*Problem statement*. Copy out the entire piece on the Budget Payment Plan word for word, with nothing added, dropped, or changed.

For anyone who has been blindsided by their first payment on account, the Budget Payment Plan is one of the cleanest ways to make sure it never catches you out again.

It Doesn't Reduce Your Tax — It Spreads the Saving

It's worth repeating because it matters: a Budget Payment Plan is not a tax break, a discount, or a way to pay less. The amount of tax you owe is exactly the same whether you use a plan or not. What changes is the timing of when the money leaves your account.

Think of it as the difference between saving £200 a month into a jar versus trying to find £2,400 in one go at the end of the year. The total is identical; the experience is completely different. The plan simply automates the discipline of putting tax money aside so it's ready when HMRC asks for it.

Practical Tips for Trade Business Owners

  • Treat it like a standing order into the taxman. Set the Direct Debit, forget about it, and let it run quietly in the background. Out of sight, out of mind — until it saves you in January.
  • Base your amount on last year's bill. Take your most recent Self Assessment total, divide by 12 (or 52 for weekly), and use that as your starting figure. Adjust up if you expect a busier year.
  • Build in a buffer if your income is rising. If you've had a strong year, your next bill — and your payments on account — will be higher. Pay a little extra into the plan so you're not left settling a big balance at the deadline.
  • Use the flexibility, but don't abuse it. The ability to pause or reduce payments is genuinely useful in a lean month, but if you keep dialling it down you lose the benefit. Try to protect the contribution like any other essential bill.

*Records*.
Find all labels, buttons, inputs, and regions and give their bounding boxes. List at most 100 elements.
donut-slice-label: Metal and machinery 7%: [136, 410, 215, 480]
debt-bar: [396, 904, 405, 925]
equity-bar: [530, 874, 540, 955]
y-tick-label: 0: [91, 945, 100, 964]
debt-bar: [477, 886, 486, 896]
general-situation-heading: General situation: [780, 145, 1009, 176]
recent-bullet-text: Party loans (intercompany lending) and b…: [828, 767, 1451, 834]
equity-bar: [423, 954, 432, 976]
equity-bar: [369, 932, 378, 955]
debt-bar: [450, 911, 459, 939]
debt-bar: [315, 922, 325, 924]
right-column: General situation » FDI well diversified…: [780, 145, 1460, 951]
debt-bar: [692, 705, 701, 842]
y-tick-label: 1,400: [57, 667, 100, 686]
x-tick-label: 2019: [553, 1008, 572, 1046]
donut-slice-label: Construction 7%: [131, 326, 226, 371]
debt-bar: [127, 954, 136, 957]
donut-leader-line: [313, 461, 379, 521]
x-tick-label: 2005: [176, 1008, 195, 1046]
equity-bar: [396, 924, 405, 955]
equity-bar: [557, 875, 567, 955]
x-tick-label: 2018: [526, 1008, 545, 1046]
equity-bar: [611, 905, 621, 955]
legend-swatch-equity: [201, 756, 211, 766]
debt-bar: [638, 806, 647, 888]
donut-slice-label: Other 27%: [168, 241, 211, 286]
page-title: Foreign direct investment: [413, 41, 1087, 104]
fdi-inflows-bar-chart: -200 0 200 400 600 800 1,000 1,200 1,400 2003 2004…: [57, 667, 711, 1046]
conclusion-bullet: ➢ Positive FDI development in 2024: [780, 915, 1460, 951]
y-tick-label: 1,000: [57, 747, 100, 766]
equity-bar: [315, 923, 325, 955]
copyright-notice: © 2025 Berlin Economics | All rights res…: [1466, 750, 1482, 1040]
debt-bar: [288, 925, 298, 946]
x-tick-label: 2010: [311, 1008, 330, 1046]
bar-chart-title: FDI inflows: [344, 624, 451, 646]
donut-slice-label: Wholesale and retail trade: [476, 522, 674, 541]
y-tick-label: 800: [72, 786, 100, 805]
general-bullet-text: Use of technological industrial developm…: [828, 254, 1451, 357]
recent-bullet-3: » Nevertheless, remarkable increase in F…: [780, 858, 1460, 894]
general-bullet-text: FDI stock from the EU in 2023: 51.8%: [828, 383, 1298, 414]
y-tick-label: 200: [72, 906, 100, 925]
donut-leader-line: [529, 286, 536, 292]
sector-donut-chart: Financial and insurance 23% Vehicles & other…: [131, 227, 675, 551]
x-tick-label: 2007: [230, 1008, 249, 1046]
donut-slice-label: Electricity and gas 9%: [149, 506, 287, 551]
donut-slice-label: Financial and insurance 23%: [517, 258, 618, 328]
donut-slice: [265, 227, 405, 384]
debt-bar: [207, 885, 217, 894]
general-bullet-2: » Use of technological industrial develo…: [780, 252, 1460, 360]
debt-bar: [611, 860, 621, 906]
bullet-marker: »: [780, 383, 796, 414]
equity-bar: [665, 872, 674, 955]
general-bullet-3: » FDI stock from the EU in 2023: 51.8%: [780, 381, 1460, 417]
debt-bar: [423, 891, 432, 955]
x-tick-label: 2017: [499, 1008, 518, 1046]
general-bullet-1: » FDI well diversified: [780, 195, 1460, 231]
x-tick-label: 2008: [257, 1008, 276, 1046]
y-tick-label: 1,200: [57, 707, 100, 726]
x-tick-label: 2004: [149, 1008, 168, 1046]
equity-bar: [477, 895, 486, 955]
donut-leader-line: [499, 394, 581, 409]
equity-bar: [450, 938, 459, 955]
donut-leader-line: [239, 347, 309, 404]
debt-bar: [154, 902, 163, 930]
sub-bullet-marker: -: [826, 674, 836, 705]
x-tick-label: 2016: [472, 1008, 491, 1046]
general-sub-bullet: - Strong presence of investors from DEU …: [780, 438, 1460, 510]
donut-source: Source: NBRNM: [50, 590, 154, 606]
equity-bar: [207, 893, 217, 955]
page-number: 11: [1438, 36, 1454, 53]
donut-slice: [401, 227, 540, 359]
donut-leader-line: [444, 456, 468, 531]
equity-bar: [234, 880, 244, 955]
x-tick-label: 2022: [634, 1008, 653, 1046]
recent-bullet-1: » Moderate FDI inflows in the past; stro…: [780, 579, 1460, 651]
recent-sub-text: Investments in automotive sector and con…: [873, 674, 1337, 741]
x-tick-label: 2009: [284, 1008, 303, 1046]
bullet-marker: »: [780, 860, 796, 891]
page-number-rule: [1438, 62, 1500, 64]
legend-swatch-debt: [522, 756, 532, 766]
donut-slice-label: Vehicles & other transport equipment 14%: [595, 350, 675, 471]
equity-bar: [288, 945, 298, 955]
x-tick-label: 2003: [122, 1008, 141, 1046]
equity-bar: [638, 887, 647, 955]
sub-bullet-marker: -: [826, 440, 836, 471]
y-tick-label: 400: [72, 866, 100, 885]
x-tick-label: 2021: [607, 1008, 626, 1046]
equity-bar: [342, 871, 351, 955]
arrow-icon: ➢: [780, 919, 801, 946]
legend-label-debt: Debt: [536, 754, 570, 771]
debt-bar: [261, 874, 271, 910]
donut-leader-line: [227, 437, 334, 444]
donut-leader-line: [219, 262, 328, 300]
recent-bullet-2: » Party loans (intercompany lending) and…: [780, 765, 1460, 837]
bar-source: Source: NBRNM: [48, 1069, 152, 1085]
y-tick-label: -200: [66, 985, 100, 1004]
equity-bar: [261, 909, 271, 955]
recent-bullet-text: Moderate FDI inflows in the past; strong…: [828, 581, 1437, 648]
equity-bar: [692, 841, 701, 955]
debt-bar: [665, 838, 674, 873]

*Task solution*.
For anyone who has been blindsided by their first payment on account, the Budget Payment Plan is one of the cleanest ways to make sure it never catches you out again.

It Doesn't Reduce Your Tax — It Spreads the Saving

It's worth repeating because it matters: a Budget Payment Plan is not a tax break, a discount, or a way to pay less. The amount of tax you owe is exactly the same whether you use a plan or not. What changes is the timing of when the money leaves your account.

Think of it as the difference between saving £200 a month into a jar versus trying to find £2,400 in one go at the end of the year. The total is identical; the experience is completely different. The plan simply automates the discipline of putting tax money aside so it's ready when HMRC asks for it.

Practical Tips for Trade Business Owners

  • Treat it like a standing order into the taxman. Set the Direct Debit, forget about it, and let it run quietly in the background. Out of sight, out of mind — until it saves you in January.
  • Base your amount on last year's bill. Take your most recent Self Assessment total, divide by 12 (or 52 for weekly), and use that as your starting figure. Adjust up if you expect a busier year.
  • Build in a buffer if your income is rising. If you've had a strong year, your next bill — and your payments on account — will be higher. Pay a little extra into the plan so you're not left settling a big balance at the deadline.
  • Use the flexibility, but don't abuse it. The ability to pause or reduce payments is genuinely useful in a lean month, but if you keep dialling it down you lose the benefit. Try to protect the contribution like any other essential bill.